■ Work to do:
Read the records below. Copy each line where the string "price" occurs.
**** Source records ****
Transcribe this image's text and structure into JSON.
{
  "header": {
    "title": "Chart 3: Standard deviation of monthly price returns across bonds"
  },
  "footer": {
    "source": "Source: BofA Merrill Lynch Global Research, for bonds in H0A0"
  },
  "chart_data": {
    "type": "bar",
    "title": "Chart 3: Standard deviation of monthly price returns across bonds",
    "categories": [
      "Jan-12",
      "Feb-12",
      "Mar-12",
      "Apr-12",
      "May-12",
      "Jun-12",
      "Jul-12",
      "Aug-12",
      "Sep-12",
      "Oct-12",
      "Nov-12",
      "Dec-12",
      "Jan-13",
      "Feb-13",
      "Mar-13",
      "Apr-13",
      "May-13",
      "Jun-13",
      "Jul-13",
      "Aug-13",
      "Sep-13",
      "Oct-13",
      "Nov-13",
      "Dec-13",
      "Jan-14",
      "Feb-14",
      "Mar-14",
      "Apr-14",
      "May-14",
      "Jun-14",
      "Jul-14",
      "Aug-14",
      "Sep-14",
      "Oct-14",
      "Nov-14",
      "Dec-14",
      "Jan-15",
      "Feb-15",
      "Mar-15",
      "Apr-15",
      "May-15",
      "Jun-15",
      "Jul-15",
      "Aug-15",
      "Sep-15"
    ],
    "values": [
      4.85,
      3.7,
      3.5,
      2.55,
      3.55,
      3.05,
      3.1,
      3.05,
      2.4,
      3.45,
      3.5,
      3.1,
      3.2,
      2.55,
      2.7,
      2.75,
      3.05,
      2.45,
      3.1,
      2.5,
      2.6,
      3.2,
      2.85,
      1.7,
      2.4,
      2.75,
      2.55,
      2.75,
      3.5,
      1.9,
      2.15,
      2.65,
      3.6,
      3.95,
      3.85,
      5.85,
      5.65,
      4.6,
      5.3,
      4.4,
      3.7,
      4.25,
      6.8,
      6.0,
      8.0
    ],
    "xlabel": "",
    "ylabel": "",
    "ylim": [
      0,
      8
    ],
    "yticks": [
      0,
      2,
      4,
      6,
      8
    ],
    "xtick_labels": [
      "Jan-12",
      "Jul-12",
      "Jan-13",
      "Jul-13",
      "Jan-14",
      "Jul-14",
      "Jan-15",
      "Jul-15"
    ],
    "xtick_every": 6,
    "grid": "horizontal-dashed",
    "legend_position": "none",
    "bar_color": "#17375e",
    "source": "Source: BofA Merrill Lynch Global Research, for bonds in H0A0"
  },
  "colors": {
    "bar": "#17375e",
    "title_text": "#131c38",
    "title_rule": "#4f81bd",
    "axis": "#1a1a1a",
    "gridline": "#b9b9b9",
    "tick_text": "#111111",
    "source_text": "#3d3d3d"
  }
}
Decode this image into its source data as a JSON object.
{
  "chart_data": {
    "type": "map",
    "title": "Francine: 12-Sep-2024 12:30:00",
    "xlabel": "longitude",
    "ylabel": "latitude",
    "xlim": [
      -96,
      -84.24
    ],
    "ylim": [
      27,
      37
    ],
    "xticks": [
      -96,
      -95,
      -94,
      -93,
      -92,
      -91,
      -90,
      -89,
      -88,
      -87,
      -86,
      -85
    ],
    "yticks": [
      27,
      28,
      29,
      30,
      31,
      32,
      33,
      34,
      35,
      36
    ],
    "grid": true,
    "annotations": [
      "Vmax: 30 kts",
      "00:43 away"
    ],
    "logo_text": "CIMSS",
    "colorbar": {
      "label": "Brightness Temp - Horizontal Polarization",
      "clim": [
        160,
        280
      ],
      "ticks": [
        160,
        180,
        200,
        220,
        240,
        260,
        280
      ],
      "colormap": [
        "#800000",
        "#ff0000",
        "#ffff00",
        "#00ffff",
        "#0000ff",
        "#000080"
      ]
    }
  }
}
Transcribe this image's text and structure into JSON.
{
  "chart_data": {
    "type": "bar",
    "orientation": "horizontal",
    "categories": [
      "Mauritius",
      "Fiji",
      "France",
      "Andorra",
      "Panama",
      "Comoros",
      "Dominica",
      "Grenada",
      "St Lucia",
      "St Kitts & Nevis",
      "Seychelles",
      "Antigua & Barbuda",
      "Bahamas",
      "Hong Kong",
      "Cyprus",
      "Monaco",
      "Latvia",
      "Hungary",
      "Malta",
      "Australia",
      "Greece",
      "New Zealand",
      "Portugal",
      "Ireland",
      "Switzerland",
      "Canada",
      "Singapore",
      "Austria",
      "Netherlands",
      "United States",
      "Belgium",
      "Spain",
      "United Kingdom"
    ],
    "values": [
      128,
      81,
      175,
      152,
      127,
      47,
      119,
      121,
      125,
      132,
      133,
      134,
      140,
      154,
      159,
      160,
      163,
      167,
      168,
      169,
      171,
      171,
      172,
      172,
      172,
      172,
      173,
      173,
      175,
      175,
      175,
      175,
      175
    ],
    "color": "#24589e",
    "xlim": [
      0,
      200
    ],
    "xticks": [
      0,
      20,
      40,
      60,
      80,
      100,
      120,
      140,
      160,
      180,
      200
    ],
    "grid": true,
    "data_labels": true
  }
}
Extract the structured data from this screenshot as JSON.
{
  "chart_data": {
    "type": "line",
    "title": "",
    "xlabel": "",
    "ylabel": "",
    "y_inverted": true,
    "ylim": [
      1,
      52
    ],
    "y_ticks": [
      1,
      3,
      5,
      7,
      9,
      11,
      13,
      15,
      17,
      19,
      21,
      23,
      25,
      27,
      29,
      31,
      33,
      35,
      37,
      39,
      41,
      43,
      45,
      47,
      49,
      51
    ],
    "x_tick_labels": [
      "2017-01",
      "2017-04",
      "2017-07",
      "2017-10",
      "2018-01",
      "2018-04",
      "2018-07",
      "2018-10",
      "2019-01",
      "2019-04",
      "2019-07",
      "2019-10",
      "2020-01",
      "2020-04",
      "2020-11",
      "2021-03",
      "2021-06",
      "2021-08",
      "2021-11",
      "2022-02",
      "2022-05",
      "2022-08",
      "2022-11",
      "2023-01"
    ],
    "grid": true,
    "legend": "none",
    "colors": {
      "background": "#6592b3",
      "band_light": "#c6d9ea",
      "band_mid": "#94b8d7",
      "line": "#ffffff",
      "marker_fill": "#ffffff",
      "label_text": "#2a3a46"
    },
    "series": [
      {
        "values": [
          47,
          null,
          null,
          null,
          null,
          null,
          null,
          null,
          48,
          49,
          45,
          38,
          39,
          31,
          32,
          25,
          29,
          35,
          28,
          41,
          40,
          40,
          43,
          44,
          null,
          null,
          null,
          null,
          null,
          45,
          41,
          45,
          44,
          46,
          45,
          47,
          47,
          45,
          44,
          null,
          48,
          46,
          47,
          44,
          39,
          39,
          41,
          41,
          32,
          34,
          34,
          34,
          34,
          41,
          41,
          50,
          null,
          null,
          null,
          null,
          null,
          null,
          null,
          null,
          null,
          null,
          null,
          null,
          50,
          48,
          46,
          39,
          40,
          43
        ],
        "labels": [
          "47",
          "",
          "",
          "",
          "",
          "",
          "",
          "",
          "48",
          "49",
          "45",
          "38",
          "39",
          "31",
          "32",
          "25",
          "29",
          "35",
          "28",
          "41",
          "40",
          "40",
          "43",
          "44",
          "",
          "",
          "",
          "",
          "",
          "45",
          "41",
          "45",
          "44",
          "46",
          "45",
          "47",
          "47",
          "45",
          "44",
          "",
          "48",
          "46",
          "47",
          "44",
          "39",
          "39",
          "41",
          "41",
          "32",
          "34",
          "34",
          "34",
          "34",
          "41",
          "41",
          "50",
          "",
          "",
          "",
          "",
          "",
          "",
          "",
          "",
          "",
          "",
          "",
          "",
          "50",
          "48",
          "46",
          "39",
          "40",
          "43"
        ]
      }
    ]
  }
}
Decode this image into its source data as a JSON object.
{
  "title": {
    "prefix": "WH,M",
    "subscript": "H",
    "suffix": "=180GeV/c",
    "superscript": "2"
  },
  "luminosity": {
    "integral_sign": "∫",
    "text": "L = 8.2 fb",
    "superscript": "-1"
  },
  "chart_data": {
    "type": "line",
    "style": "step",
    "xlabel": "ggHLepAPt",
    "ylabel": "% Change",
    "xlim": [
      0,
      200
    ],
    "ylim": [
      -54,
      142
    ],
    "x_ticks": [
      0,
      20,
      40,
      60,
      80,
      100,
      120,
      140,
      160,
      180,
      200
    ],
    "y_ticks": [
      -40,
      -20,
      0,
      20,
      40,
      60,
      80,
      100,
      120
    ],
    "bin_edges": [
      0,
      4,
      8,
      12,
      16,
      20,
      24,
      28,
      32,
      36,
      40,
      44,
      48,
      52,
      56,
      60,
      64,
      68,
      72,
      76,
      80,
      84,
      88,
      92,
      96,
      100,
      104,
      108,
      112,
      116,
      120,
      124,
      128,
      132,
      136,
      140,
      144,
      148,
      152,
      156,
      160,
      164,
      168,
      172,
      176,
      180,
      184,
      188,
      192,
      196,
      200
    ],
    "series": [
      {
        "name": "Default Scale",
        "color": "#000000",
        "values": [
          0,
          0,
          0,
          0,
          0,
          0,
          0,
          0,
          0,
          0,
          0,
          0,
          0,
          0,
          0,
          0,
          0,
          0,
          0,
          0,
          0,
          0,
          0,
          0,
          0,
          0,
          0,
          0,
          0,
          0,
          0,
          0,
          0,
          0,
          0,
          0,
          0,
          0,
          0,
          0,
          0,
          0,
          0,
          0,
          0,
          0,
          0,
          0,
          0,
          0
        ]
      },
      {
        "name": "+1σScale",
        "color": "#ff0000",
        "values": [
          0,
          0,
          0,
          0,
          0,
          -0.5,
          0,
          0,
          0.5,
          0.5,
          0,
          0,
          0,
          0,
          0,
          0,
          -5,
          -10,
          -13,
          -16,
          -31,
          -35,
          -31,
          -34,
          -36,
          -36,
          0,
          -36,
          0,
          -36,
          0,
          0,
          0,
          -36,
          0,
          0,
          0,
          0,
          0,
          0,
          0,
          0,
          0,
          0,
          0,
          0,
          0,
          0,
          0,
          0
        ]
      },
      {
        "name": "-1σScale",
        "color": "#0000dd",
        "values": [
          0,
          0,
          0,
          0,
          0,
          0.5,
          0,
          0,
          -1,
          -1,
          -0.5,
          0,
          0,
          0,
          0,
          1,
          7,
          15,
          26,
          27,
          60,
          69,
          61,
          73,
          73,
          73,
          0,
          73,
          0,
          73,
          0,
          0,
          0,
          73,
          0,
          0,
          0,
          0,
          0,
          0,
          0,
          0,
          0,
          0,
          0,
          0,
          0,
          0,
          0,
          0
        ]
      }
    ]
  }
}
****
■ Written response:
    "title": "Chart 3: Standard deviation of monthly price returns across bonds"
    "title": "Chart 3: Standard deviation of monthly price returns across bonds",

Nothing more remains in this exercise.